(Your goal) Output each line of the material exactly as it stands.

(The records)
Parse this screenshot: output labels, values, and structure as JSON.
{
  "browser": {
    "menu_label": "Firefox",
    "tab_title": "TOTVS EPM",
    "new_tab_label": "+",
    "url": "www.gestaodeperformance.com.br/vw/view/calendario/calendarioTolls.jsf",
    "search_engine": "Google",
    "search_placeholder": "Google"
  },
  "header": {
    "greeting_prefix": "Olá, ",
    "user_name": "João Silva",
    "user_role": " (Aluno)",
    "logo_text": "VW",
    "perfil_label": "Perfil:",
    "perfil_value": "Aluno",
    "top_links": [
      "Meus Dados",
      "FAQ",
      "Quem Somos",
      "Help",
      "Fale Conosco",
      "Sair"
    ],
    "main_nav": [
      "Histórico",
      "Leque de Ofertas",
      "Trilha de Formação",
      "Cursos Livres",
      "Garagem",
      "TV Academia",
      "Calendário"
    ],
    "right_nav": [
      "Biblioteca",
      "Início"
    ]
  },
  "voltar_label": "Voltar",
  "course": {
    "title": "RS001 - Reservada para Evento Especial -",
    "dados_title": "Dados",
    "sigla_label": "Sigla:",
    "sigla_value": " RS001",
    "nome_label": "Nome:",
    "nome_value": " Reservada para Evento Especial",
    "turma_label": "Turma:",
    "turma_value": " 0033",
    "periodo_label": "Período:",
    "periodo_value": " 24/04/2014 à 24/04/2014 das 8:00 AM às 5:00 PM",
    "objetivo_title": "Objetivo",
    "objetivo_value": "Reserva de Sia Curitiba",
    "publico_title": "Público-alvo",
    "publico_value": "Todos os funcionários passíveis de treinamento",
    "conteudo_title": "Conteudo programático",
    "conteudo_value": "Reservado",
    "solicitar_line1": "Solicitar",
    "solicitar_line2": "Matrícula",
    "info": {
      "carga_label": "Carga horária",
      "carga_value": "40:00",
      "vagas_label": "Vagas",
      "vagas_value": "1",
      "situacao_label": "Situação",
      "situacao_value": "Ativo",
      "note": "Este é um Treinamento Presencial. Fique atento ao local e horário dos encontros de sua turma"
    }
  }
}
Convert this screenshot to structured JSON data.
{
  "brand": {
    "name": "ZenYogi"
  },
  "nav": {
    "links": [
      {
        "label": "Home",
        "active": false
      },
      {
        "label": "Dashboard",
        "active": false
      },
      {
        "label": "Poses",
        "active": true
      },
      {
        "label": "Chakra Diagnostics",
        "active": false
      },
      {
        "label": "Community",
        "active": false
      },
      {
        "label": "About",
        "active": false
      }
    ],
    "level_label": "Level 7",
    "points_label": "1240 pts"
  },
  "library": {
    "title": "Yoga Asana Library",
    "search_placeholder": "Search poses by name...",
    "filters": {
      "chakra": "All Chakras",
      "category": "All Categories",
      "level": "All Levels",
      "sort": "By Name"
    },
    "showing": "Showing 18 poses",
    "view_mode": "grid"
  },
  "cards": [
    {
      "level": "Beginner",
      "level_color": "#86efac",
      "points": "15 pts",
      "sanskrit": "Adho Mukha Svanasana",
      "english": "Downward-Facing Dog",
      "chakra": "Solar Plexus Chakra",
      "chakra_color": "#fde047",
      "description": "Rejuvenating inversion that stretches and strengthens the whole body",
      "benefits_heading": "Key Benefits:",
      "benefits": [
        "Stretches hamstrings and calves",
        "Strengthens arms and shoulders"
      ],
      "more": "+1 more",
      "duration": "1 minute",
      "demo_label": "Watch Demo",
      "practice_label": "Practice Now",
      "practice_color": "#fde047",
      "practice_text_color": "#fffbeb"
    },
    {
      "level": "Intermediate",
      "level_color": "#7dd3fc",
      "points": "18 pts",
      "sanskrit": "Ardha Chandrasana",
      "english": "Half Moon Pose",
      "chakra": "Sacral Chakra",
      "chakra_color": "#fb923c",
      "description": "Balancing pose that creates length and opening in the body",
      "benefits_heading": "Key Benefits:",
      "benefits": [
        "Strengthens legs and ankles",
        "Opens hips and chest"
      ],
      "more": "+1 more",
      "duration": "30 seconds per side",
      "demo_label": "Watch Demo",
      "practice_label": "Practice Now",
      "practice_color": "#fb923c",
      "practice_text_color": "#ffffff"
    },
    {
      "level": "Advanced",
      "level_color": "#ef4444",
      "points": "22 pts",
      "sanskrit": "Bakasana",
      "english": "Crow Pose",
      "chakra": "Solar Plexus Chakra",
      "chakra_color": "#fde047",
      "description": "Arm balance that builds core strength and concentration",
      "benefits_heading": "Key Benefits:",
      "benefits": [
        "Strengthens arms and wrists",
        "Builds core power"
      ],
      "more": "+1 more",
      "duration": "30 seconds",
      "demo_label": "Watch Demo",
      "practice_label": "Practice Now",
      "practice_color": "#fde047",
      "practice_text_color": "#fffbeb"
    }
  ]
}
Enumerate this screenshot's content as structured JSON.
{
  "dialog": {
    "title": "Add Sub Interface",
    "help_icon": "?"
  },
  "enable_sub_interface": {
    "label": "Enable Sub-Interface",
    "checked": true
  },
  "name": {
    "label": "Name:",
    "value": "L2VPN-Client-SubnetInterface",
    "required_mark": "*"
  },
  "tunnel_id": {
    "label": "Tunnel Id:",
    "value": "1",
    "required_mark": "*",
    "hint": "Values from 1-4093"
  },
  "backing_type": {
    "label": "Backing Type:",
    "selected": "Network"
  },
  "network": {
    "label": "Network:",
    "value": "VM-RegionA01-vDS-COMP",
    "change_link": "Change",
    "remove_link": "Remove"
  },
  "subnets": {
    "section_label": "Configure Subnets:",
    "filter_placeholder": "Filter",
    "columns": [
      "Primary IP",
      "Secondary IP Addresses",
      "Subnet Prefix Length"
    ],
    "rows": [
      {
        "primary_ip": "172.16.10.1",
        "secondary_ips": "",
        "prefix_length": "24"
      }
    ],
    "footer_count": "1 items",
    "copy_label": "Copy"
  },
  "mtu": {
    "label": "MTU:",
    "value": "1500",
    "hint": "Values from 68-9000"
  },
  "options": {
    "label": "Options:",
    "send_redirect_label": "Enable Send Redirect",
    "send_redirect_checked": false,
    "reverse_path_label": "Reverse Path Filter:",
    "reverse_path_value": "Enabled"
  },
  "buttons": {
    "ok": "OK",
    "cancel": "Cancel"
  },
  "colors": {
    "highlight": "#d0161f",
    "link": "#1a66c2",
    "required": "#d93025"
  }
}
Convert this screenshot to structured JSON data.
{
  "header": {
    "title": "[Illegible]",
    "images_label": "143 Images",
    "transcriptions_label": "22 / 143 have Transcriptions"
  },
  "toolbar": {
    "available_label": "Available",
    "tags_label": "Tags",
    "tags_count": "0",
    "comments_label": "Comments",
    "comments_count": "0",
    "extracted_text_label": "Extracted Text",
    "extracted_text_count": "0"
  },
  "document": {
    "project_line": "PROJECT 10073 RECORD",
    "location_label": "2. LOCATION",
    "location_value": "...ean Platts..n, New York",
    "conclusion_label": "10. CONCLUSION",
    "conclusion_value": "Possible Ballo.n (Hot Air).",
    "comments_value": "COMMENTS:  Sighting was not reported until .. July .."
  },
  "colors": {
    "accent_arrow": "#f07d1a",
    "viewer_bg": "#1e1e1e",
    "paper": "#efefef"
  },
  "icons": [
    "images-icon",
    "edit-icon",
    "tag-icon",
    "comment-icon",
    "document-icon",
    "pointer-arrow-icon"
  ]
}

(Completed exercise)
Parse this screenshot: output labels, values, and structure as JSON.
{
  "browser": {
    "menu_label": "Firefox",
    "tab_title": "TOTVS EPM",
    "new_tab_label": "+",
    "url": "www.gestaodeperformance.com.br/vw/view/calendario/calendarioTolls.jsf",
    "search_engine": "Google",
    "search_placeholder": "Google"
  },
  "header": {
    "greeting_prefix": "Olá, ",
    "user_name": "João Silva",
    "user_role": " (Aluno)",
    "logo_text": "VW",
    "perfil_label": "Perfil:",
    "perfil_value": "Aluno",
    "top_links": [
      "Meus Dados",
      "FAQ",
      "Quem Somos",
      "Help",
      "Fale Conosco",
      "Sair"
    ],
    "main_nav": [
      "Histórico",
      "Leque de Ofertas",
      "Trilha de Formação",
      "Cursos Livres",
      "Garagem",
      "TV Academia",
      "Calendário"
    ],
    "right_nav": [
      "Biblioteca",
      "Início"
    ]
  },
  "voltar_label": "Voltar",
  "course": {
    "title": "RS001 - Reservada para Evento Especial -",
    "dados_title": "Dados",
    "sigla_label": "Sigla:",
    "sigla_value": " RS001",
    "nome_label": "Nome:",
    "nome_value": " Reservada para Evento Especial",
    "turma_label": "Turma:",
    "turma_value": " 0033",
    "periodo_label": "Período:",
    "periodo_value": " 24/04/2014 à 24/04/2014 das 8:00 AM às 5:00 PM",
    "objetivo_title": "Objetivo",
    "objetivo_value": "Reserva de Sia Curitiba",
    "publico_title": "Público-alvo",
    "publico_value": "Todos os funcionários passíveis de treinamento",
    "conteudo_title": "Conteudo programático",
    "conteudo_value": "Reservado",
    "solicitar_line1": "Solicitar",
    "solicitar_line2": "Matrícula",
    "info": {
      "carga_label": "Carga horária",
      "carga_value": "40:00",
      "vagas_label": "Vagas",
      "vagas_value": "1",
      "situacao_label": "Situação",
      "situacao_value": "Ativo",
      "note": "Este é um Treinamento Presencial. Fique atento ao local e horário dos encontros de sua turma"
    }
  }
}
Convert this screenshot to structured JSON data.
{
  "brand": {
    "name": "ZenYogi"
  },
  "nav": {
    "links": [
      {
        "label": "Home",
        "active": false
      },
      {
        "label": "Dashboard",
        "active": false
      },
      {
        "label": "Poses",
        "active": true
      },
      {
        "label": "Chakra Diagnostics",
        "active": false
      },
      {
        "label": "Community",
        "active": false
      },
      {
        "label": "About",
        "active": false
      }
    ],
    "level_label": "Level 7",
    "points_label": "1240 pts"
  },
  "library": {
    "title": "Yoga Asana Library",
    "search_placeholder": "Search poses by name...",
    "filters": {
      "chakra": "All Chakras",
      "category": "All Categories",
      "level": "All Levels",
      "sort": "By Name"
    },
    "showing": "Showing 18 poses",
    "view_mode": "grid"
  },
  "cards": [
    {
      "level": "Beginner",
      "level_color": "#86efac",
      "points": "15 pts",
      "sanskrit": "Adho Mukha Svanasana",
      "english": "Downward-Facing Dog",
      "chakra": "Solar Plexus Chakra",
      "chakra_color": "#fde047",
      "description": "Rejuvenating inversion that stretches and strengthens the whole body",
      "benefits_heading": "Key Benefits:",
      "benefits": [
        "Stretches hamstrings and calves",
        "Strengthens arms and shoulders"
      ],
      "more": "+1 more",
      "duration": "1 minute",
      "demo_label": "Watch Demo",
      "practice_label": "Practice Now",
      "practice_color": "#fde047",
      "practice_text_color": "#fffbeb"
    },
    {
      "level": "Intermediate",
      "level_color": "#7dd3fc",
      "points": "18 pts",
      "sanskrit": "Ardha Chandrasana",
      "english": "Half Moon Pose",
      "chakra": "Sacral Chakra",
      "chakra_color": "#fb923c",
      "description": "Balancing pose that creates length and opening in the body",
      "benefits_heading": "Key Benefits:",
      "benefits": [
        "Strengthens legs and ankles",
        "Opens hips and chest"
      ],
      "more": "+1 more",
      "duration": "30 seconds per side",
      "demo_label": "Watch Demo",
      "practice_label": "Practice Now",
      "practice_color": "#fb923c",
      "practice_text_color": "#ffffff"
    },
    {
      "level": "Advanced",
      "level_color": "#ef4444",
      "points": "22 pts",
      "sanskrit": "Bakasana",
      "english": "Crow Pose",
      "chakra": "Solar Plexus Chakra",
      "chakra_color": "#fde047",
      "description": "Arm balance that builds core strength and concentration",
      "benefits_heading": "Key Benefits:",
      "benefits": [
        "Strengthens arms and wrists",
        "Builds core power"
      ],
      "more": "+1 more",
      "duration": "30 seconds",
      "demo_label": "Watch Demo",
      "practice_label": "Practice Now",
      "practice_color": "#fde047",
      "practice_text_color": "#fffbeb"
    }
  ]
}
Enumerate this screenshot's content as structured JSON.
{
  "dialog": {
    "title": "Add Sub Interface",
    "help_icon": "?"
  },
  "enable_sub_interface": {
    "label": "Enable Sub-Interface",
    "checked": true
  },
  "name": {
    "label": "Name:",
    "value": "L2VPN-Client-SubnetInterface",
    "required_mark": "*"
  },
  "tunnel_id": {
    "label": "Tunnel Id:",
    "value": "1",
    "required_mark": "*",
    "hint": "Values from 1-4093"
  },
  "backing_type": {
    "label": "Backing Type:",
    "selected": "Network"
  },
  "network": {
    "label": "Network:",
    "value": "VM-RegionA01-vDS-COMP",
    "change_link": "Change",
    "remove_link": "Remove"
  },
  "subnets": {
    "section_label": "Configure Subnets:",
    "filter_placeholder": "Filter",
    "columns": [
      "Primary IP",
      "Secondary IP Addresses",
      "Subnet Prefix Length"
    ],
    "rows": [
      {
        "primary_ip": "172.16.10.1",
        "secondary_ips": "",
        "prefix_length": "24"
      }
    ],
    "footer_count": "1 items",
    "copy_label": "Copy"
  },
  "mtu": {
    "label": "MTU:",
    "value": "1500",
    "hint": "Values from 68-9000"
  },
  "options": {
    "label": "Options:",
    "send_redirect_label": "Enable Send Redirect",
    "send_redirect_checked": false,
    "reverse_path_label": "Reverse Path Filter:",
    "reverse_path_value": "Enabled"
  },
  "buttons": {
    "ok": "OK",
    "cancel": "Cancel"
  },
  "colors": {
    "highlight": "#d0161f",
    "link": "#1a66c2",
    "required": "#d93025"
  }
}
Convert this screenshot to structured JSON data.
{
  "header": {
    "title": "[Illegible]",
    "images_label": "143 Images",
    "transcriptions_label": "22 / 143 have Transcriptions"
  },
  "toolbar": {
    "available_label": "Available",
    "tags_label": "Tags",
    "tags_count": "0",
    "comments_label": "Comments",
    "comments_count": "0",
    "extracted_text_label": "Extracted Text",
    "extracted_text_count": "0"
  },
  "document": {
    "project_line": "PROJECT 10073 RECORD",
    "location_label": "2. LOCATION",
    "location_value": "...ean Platts..n, New York",
    "conclusion_label": "10. CONCLUSION",
    "conclusion_value": "Possible Ballo.n (Hot Air).",
    "comments_value": "COMMENTS:  Sighting was not reported until .. July .."
  },
  "colors": {
    "accent_arrow": "#f07d1a",
    "viewer_bg": "#1e1e1e",
    "paper": "#efefef"
  },
  "icons": [
    "images-icon",
    "edit-icon",
    "tag-icon",
    "comment-icon",
    "document-icon",
    "pointer-arrow-icon"
  ]
}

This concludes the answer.